--- BEGIN DATA EXCERPTS ---

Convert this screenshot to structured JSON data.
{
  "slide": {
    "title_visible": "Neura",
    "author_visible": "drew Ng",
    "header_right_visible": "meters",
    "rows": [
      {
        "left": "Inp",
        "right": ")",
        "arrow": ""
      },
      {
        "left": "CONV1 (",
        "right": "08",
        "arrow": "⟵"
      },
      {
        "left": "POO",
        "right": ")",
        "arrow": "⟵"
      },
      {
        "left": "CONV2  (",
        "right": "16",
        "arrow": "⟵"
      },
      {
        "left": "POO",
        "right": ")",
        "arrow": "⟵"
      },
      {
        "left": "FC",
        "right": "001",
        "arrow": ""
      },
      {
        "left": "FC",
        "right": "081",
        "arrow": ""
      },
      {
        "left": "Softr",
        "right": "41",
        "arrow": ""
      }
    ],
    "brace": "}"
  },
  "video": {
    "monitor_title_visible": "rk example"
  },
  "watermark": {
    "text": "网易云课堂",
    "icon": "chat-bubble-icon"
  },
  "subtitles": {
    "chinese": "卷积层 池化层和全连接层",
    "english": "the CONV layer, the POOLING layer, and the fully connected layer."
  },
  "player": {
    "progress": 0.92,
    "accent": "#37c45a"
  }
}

--- END DATA EXCERPTS ---

Scan the material for lines with the word "left", and copy each line you find.

EXERCISE ANSWER ▸
        "left": "Inp",
        "left": "CONV1 (",
        "left": "POO",
        "left": "CONV2  (",
        "left": "POO",
        "left": "FC",
        "left": "FC",
        "left": "Softr",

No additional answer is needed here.